■ **AIM**
Pick out all lines with the word "axis" from the records that follow.

Records from a collection of figures:
+--
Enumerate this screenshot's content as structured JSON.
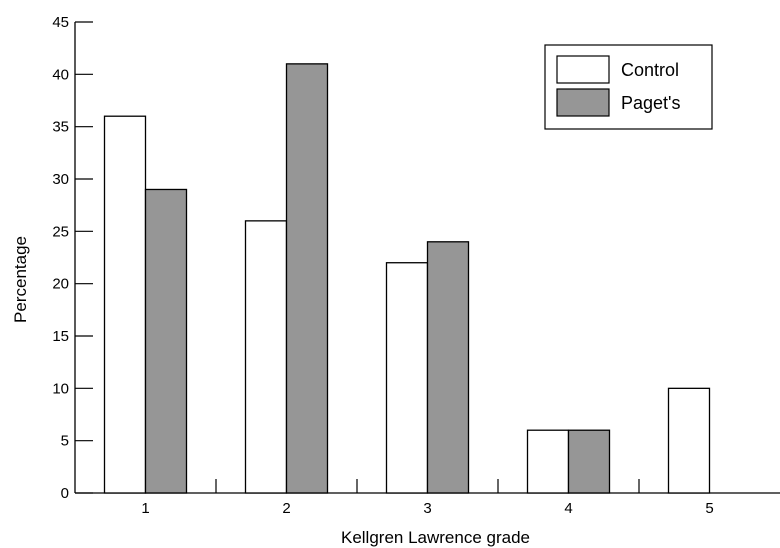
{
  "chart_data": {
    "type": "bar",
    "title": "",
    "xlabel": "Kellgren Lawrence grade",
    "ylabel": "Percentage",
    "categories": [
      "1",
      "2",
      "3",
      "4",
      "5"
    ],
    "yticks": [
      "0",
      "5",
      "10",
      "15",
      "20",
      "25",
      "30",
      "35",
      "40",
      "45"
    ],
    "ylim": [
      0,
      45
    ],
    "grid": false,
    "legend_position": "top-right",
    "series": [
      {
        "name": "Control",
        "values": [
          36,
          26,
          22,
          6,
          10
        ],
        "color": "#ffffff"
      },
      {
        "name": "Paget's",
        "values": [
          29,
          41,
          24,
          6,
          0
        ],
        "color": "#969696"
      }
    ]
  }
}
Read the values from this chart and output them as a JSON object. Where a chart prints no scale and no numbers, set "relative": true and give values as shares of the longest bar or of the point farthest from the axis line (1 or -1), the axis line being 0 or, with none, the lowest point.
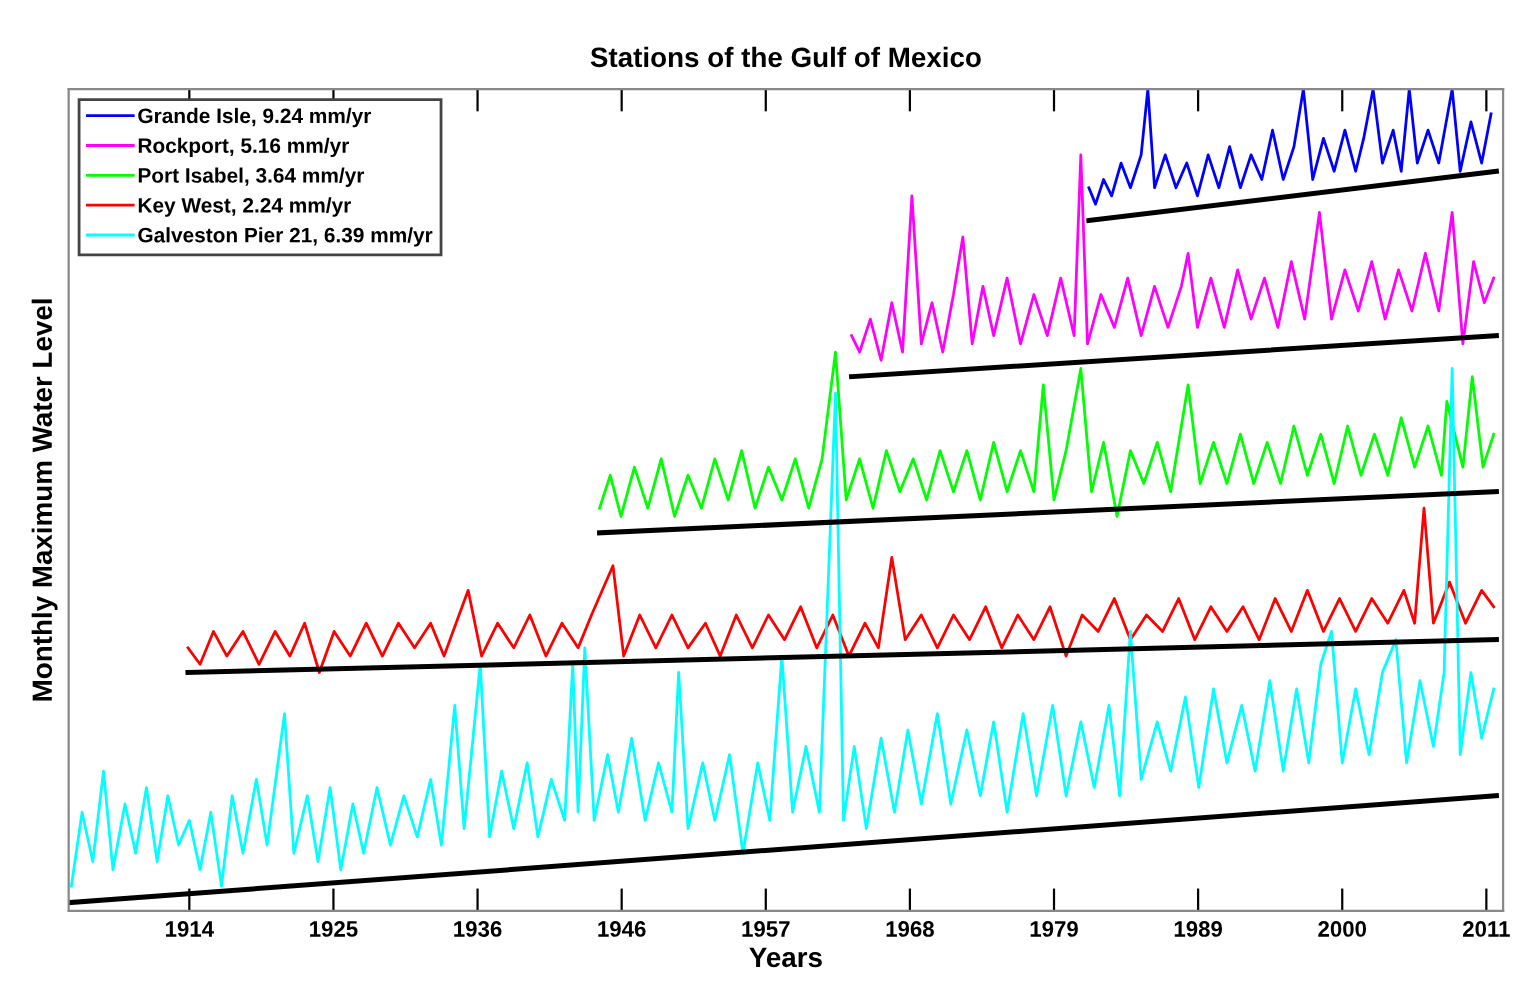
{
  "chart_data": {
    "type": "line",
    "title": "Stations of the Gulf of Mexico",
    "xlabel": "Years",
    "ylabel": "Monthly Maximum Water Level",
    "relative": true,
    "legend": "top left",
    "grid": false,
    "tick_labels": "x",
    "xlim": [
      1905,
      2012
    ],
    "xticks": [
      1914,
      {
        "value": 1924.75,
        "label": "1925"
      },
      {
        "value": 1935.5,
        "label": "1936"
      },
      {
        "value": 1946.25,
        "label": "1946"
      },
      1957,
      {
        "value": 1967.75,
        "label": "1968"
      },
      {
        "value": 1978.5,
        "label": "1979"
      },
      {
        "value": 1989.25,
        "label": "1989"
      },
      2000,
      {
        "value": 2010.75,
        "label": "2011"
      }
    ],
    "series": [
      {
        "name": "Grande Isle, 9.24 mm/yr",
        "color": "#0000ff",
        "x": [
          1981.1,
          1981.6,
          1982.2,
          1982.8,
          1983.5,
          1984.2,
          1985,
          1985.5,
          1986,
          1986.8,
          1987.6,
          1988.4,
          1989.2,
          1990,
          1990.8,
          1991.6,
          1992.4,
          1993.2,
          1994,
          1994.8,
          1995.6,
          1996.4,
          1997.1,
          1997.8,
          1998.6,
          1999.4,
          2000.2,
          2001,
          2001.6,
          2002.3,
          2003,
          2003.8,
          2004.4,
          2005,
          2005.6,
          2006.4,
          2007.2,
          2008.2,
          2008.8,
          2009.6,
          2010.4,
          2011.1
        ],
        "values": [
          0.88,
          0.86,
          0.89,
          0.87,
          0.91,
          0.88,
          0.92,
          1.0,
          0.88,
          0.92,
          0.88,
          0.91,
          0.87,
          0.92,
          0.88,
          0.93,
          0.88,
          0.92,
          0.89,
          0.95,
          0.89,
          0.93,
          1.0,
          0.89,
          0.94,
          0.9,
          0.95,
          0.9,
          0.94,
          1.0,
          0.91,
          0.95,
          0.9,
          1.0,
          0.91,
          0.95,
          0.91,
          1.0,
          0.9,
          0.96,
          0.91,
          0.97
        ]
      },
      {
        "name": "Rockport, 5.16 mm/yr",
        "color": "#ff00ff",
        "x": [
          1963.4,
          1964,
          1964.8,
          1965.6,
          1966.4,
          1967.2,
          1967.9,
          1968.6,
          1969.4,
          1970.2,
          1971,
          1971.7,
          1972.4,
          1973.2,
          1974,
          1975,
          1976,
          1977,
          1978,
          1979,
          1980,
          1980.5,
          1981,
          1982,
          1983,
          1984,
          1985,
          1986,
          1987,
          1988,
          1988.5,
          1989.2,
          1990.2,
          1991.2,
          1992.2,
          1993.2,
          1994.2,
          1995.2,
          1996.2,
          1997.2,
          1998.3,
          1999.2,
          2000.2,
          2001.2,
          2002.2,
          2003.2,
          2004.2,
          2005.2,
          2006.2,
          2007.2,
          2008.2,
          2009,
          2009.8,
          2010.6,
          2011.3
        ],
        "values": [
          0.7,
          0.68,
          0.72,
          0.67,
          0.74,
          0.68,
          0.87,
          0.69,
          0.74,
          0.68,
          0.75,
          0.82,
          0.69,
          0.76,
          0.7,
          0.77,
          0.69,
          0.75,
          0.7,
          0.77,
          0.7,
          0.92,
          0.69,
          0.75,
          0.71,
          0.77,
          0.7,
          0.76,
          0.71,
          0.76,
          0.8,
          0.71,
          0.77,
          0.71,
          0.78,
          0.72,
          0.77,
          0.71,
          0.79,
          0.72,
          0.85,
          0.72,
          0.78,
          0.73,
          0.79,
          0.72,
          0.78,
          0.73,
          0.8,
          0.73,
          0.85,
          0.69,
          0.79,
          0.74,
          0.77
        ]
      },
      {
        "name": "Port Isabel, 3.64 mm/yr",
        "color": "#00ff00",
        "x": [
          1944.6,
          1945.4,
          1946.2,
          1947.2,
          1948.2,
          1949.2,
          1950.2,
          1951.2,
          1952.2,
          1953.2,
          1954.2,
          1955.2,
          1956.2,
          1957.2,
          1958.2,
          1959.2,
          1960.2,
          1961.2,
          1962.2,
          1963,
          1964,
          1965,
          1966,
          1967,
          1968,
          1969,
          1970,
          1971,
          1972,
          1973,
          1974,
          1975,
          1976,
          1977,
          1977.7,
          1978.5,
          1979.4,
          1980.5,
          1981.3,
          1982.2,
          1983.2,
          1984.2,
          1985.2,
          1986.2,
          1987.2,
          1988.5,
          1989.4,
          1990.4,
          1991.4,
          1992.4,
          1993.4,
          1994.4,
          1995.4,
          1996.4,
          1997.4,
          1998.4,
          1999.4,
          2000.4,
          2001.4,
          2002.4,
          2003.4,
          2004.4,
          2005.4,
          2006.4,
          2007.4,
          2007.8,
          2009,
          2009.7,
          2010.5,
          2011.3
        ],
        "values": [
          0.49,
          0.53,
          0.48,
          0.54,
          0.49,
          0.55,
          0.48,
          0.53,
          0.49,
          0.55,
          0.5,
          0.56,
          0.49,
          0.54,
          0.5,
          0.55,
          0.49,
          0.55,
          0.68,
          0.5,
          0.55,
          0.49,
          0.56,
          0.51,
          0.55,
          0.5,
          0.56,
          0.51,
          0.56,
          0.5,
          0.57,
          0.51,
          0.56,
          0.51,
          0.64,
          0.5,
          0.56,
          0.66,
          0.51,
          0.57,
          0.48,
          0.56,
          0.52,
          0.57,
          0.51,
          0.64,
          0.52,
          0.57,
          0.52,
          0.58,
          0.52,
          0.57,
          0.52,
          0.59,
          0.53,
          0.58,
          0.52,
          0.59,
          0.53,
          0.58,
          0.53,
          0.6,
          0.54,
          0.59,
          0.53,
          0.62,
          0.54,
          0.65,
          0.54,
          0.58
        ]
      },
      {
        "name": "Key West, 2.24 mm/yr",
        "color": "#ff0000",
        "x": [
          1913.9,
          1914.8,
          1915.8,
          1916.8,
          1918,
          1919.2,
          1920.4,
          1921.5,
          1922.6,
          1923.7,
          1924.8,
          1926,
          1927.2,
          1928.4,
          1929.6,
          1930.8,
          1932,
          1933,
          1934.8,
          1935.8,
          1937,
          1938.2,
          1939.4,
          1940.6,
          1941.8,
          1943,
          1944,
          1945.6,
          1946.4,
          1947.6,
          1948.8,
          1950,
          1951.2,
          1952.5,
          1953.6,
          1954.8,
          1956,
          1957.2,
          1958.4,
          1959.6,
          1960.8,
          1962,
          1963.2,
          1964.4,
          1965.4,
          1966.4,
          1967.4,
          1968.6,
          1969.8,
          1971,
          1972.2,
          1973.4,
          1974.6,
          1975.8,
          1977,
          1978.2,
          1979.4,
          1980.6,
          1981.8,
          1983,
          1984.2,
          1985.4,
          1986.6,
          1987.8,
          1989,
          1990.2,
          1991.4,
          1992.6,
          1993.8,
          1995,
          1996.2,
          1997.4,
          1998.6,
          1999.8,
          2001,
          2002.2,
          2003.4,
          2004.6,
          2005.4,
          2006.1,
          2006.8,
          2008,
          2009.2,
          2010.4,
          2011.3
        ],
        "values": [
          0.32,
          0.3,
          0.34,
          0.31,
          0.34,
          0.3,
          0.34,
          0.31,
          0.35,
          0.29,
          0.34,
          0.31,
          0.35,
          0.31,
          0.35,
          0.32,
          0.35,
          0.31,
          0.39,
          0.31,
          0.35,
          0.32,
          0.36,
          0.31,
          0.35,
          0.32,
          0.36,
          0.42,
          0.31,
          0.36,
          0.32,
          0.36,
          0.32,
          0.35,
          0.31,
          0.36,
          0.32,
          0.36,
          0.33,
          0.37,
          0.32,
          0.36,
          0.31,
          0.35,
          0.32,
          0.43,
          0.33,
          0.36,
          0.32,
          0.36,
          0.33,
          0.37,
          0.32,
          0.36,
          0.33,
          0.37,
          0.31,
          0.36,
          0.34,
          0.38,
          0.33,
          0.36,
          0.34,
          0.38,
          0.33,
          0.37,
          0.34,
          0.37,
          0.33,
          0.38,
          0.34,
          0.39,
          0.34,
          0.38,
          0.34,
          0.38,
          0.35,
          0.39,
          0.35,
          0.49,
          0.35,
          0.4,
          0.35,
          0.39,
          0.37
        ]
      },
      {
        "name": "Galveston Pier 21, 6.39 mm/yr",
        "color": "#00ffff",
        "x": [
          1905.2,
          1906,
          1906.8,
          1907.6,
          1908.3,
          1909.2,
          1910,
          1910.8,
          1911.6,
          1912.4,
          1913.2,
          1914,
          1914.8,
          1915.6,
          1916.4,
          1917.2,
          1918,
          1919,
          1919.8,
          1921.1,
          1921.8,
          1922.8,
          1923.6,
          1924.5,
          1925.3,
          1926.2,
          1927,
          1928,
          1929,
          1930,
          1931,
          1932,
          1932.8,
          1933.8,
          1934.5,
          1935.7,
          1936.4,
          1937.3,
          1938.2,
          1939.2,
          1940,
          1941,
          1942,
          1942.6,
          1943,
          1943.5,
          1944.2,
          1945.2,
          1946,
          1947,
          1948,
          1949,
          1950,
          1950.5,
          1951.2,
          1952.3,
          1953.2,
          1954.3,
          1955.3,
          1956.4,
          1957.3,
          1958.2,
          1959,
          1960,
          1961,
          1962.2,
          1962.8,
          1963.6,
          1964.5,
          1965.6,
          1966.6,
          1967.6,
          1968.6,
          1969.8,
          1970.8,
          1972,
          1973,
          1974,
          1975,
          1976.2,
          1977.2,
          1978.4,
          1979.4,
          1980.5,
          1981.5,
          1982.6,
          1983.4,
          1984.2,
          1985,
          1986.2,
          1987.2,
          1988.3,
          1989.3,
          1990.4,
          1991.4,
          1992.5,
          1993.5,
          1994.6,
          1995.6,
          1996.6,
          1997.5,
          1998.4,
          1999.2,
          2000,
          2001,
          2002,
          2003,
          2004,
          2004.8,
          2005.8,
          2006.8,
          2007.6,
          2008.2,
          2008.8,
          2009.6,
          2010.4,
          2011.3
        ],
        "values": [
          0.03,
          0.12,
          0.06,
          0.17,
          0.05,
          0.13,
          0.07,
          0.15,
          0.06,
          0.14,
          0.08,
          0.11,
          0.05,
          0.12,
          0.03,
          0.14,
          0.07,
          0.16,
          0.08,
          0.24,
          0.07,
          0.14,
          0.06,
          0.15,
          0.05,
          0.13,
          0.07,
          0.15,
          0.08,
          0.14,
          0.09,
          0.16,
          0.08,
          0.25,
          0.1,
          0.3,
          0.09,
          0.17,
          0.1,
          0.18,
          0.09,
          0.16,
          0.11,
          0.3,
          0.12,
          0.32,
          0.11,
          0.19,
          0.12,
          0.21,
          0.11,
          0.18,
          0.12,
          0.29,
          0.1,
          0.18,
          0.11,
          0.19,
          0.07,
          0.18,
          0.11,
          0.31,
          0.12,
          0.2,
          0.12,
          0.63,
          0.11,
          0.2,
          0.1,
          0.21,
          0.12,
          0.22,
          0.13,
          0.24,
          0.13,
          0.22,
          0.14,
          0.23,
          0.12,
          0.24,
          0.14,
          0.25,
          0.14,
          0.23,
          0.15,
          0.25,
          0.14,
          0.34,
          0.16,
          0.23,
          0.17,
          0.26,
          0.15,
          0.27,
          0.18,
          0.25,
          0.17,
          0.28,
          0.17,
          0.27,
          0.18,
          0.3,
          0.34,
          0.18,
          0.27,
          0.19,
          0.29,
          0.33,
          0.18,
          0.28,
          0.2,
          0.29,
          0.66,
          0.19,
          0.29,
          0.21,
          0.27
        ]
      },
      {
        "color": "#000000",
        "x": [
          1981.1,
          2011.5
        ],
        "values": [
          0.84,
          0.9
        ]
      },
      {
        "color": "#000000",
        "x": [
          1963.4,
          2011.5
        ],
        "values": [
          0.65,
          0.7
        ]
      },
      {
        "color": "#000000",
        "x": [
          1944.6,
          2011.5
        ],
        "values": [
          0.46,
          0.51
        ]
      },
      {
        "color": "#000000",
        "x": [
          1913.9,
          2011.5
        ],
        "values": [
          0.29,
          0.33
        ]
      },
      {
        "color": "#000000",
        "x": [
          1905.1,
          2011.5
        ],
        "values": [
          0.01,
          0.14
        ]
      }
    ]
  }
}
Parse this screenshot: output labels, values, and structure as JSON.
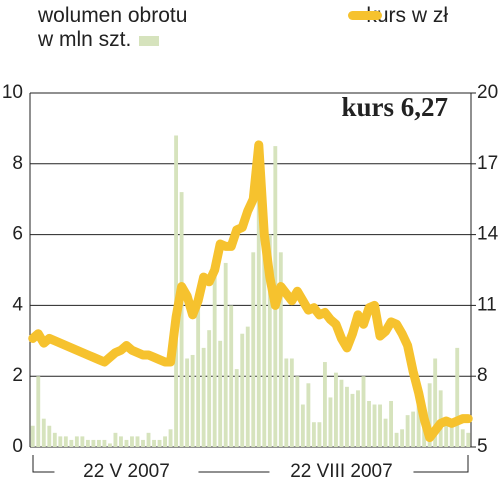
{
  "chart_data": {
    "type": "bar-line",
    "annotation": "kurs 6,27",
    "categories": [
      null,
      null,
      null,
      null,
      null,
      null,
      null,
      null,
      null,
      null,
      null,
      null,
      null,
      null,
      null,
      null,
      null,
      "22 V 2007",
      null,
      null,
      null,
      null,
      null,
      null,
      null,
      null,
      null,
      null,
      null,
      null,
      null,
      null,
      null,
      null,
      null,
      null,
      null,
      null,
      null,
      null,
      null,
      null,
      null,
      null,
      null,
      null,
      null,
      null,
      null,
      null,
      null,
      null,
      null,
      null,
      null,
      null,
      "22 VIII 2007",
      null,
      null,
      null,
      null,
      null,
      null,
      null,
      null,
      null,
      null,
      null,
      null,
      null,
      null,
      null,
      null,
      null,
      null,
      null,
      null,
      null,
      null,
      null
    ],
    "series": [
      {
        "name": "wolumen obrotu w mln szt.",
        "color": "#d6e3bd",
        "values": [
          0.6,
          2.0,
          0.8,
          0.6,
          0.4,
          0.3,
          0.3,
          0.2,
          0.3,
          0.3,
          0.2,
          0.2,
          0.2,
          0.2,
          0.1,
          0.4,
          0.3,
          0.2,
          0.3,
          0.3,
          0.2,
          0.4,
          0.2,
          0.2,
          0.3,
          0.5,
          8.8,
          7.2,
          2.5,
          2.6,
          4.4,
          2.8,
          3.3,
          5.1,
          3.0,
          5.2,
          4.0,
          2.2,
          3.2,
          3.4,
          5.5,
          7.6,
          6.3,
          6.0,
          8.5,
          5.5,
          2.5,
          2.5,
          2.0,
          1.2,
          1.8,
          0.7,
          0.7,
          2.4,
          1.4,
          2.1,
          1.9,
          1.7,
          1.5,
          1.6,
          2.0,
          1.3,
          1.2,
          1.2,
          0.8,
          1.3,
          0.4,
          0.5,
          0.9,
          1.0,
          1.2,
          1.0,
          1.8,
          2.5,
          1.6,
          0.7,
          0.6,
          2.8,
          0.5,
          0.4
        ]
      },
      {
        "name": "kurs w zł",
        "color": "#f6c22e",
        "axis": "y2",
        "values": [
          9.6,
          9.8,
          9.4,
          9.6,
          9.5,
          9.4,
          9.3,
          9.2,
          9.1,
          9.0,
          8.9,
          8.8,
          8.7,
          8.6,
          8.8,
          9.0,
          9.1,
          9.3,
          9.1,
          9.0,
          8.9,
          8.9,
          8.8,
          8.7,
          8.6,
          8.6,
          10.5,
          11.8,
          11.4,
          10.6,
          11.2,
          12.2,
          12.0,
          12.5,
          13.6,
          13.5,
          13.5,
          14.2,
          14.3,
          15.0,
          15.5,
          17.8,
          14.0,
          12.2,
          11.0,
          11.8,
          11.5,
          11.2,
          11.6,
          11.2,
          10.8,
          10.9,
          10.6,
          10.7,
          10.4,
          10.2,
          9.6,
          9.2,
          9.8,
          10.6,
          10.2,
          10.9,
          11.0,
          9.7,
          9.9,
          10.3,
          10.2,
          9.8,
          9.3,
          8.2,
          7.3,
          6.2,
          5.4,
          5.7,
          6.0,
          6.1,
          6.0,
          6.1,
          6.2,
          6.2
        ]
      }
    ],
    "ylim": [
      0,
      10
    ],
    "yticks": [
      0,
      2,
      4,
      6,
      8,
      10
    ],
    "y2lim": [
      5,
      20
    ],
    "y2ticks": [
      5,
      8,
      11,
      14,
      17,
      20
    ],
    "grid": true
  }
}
+--
■ **THE OUTPUT**
Read the values from this chart and output them as a JSON object. Where a chart prints no scale and no numbers, set "relative": true and give values as shares of the longest bar or of the point farthest from the axis line (1 or -1), the axis line being 0 or, with none, the lowest point.
        "axis": "y2",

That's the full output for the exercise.